EXCERPTED DATA:

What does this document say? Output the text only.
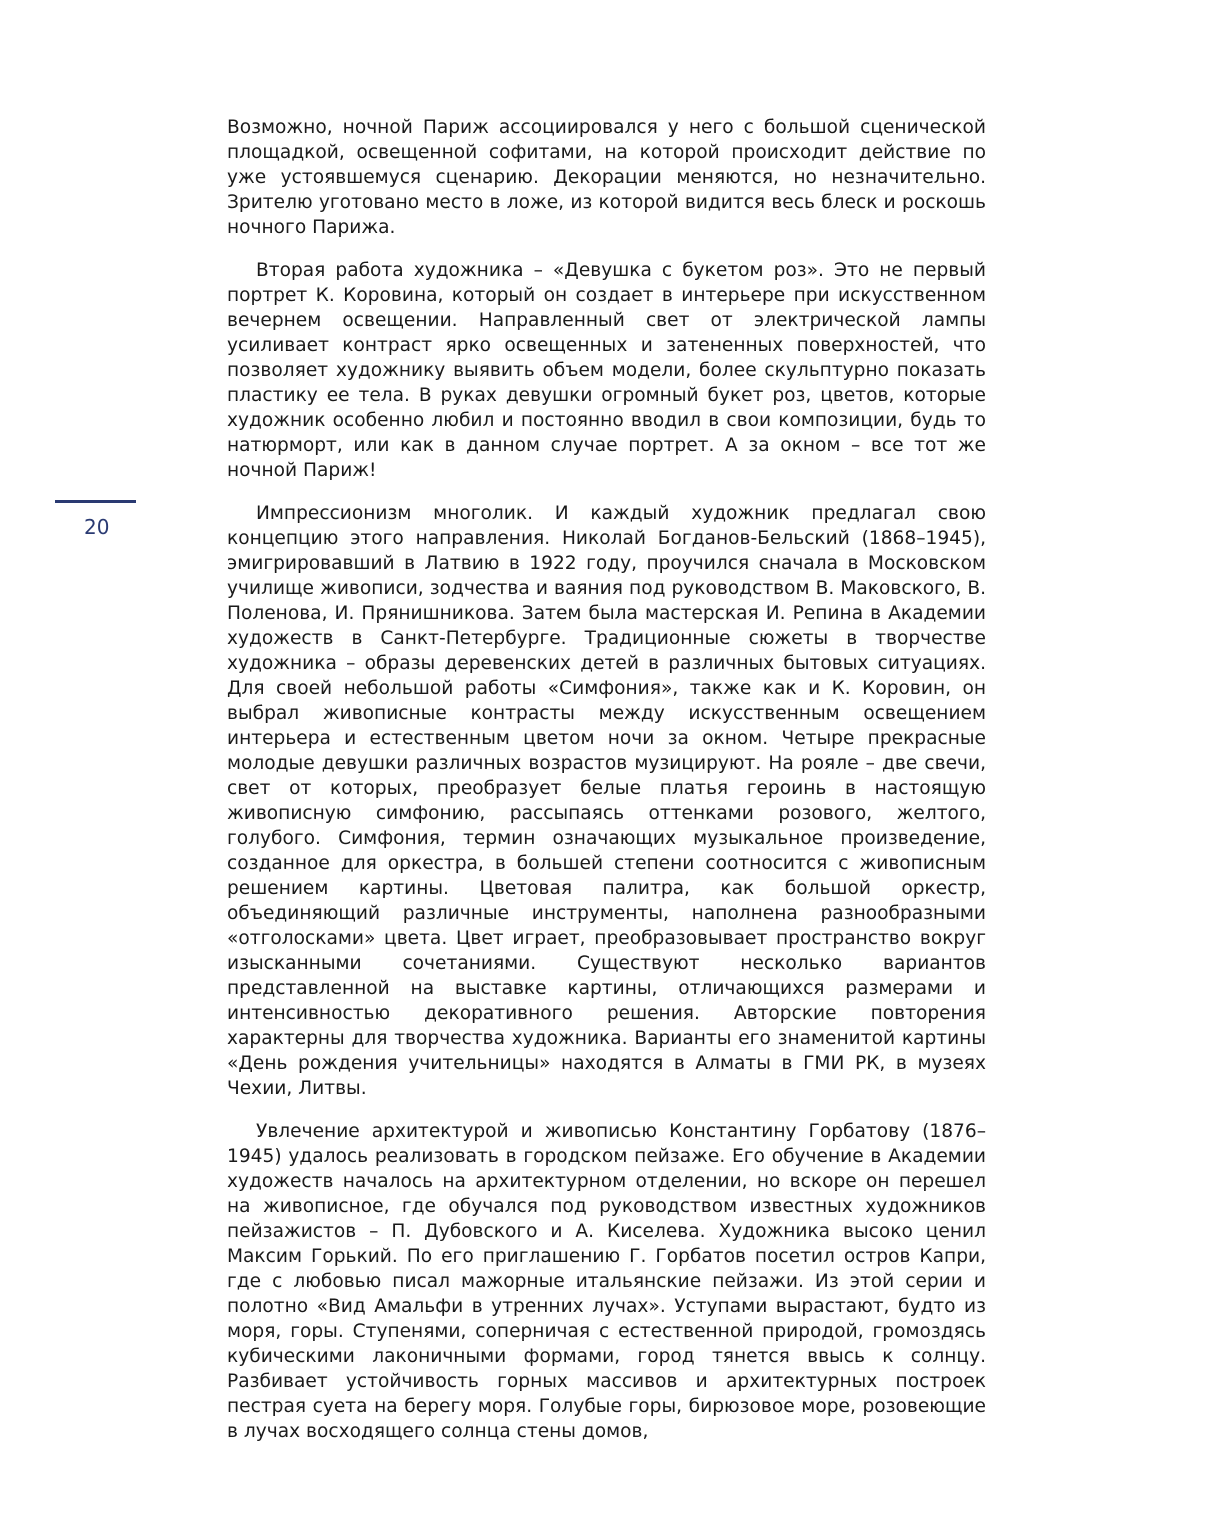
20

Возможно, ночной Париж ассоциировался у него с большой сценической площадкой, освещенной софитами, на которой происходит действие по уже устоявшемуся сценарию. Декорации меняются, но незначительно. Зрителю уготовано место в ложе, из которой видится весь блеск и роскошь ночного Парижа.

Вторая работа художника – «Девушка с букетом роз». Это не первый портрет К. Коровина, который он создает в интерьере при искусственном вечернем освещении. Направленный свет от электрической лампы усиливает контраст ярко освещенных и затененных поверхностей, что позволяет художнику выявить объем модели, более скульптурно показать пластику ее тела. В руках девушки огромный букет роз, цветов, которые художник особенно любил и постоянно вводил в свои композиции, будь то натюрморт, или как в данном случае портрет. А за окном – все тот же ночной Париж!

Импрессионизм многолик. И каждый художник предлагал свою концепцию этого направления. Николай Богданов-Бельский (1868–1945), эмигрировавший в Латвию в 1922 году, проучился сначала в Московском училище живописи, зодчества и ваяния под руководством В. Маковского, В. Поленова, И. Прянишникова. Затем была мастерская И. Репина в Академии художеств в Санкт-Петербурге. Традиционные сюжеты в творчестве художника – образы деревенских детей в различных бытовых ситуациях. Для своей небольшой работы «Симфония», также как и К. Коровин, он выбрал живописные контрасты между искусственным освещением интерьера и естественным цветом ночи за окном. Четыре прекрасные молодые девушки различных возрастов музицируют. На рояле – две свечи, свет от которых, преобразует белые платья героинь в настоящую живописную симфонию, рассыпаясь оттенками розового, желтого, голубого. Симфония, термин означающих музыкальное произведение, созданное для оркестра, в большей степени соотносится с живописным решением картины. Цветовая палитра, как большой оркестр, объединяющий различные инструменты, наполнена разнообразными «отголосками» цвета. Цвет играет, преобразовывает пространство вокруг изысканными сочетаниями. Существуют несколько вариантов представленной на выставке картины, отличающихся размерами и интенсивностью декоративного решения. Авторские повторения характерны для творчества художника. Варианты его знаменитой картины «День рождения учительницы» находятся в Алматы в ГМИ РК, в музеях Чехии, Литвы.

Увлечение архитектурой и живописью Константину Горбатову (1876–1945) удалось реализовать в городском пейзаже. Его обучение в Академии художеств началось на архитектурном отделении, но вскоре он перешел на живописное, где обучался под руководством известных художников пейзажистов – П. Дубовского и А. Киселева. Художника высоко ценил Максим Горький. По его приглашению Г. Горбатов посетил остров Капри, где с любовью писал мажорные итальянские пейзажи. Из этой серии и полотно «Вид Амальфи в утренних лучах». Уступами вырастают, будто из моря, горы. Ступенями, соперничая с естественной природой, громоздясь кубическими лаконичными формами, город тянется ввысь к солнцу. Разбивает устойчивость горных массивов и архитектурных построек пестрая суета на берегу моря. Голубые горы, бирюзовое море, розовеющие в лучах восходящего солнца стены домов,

TASK STATEMENT: Identify every line holding the word "ночной" and copy it out.

RESPONSE:
Возможно, ночной Париж ассоциировался у него с большой сценической площадкой, освещенной софитами, на которой происходит действие по уже устоявшемуся сценарию. Декорации меняются, но незначительно. Зрителю уготовано место в ложе, из которой видится весь блеск и роскошь ночного Парижа.
Вторая работа художника – «Девушка с букетом роз». Это не первый портрет К. Коровина, который он создает в интерьере при искусственном вечернем освещении. Направленный свет от электрической лампы усиливает контраст ярко освещенных и затененных поверхностей, что позволяет художнику выявить объем модели, более скульптурно показать пластику ее тела. В руках девушки огромный букет роз, цветов, которые художник особенно любил и постоянно вводил в свои композиции, будь то натюрморт, или как в данном случае портрет. А за окном – все тот же ночной Париж!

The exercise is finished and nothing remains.